__STATED TASK__: The exercise asks you to copy every line below in which "screenshot" appears.

__DATA FOR THIS TASK__:
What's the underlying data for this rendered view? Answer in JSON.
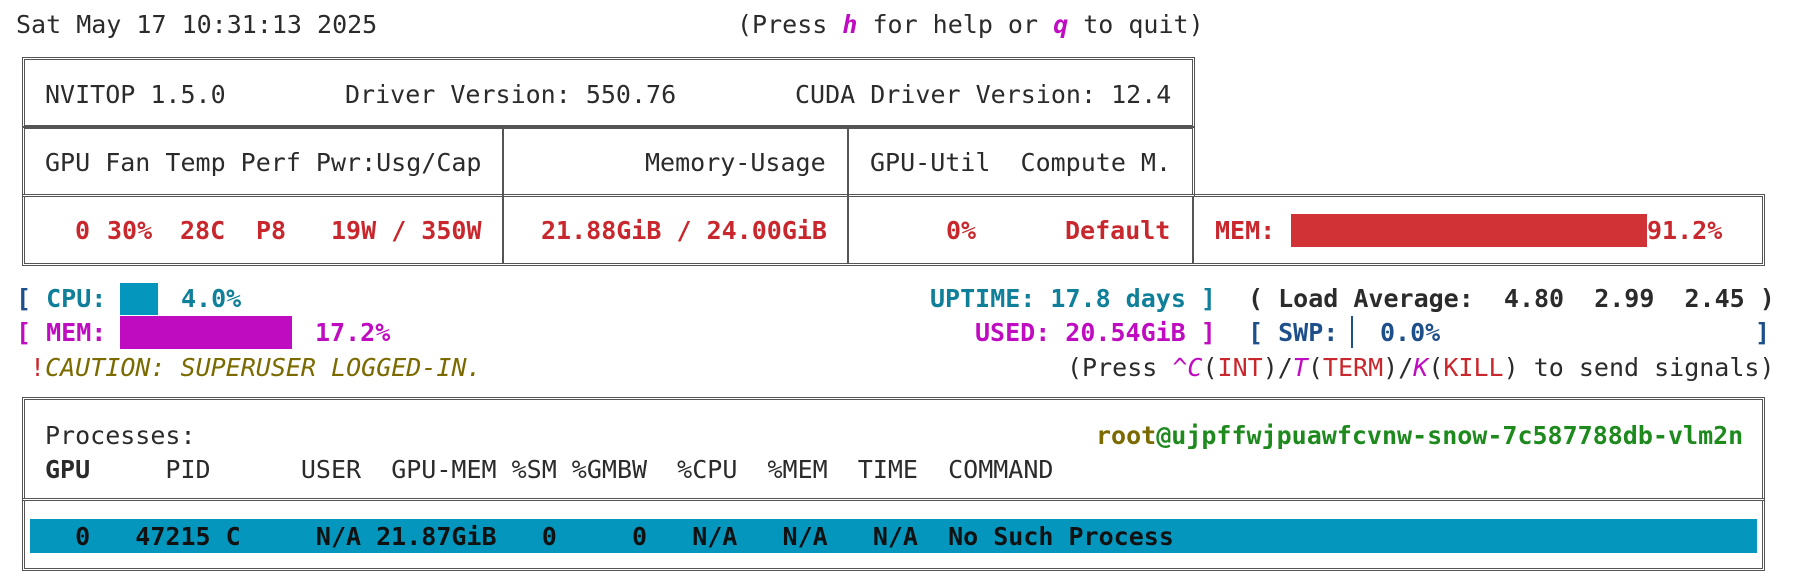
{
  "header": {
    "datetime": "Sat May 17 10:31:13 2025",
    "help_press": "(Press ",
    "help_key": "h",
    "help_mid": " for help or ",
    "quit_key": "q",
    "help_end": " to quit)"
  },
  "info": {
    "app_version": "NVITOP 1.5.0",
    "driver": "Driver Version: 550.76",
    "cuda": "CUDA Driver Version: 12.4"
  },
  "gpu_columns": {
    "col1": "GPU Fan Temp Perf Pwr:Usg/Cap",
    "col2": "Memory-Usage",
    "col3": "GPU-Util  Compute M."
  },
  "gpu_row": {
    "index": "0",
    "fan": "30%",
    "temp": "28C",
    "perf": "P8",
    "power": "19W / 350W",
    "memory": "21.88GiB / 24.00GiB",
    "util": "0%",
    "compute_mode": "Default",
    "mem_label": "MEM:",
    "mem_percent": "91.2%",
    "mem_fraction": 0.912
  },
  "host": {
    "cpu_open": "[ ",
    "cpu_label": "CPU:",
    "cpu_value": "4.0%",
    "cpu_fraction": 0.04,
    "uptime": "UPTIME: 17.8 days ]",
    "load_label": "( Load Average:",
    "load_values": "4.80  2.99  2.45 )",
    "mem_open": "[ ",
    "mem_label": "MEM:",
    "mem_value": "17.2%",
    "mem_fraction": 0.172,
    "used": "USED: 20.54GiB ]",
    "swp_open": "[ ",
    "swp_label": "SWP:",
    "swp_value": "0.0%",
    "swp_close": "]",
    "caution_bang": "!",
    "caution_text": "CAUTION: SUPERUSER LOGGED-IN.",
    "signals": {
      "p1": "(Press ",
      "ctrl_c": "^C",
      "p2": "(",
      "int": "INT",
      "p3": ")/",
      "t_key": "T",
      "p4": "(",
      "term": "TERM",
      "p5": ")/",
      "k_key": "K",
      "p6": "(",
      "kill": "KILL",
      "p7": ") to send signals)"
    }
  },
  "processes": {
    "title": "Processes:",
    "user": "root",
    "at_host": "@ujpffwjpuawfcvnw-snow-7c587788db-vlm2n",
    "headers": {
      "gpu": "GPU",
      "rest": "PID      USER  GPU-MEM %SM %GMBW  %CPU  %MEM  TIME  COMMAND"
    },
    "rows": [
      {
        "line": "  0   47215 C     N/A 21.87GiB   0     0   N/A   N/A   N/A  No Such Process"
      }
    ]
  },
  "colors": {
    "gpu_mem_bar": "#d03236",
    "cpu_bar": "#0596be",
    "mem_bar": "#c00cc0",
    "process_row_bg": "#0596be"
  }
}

* * *

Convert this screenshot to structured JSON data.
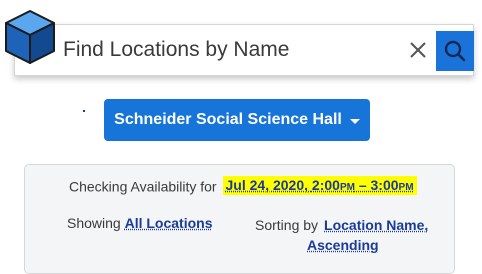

--

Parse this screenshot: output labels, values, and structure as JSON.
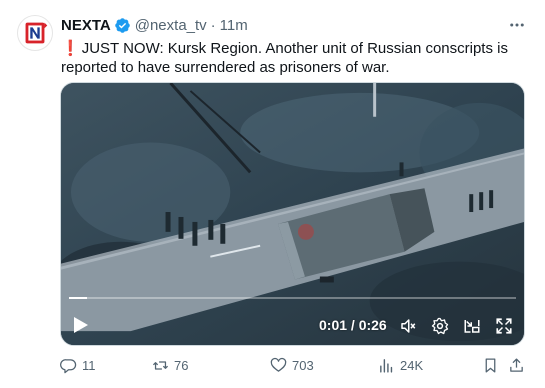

__THE RESULT__:
Convert this screenshot to structured JSON data.
Parse this screenshot: output labels, values, and structure as JSON.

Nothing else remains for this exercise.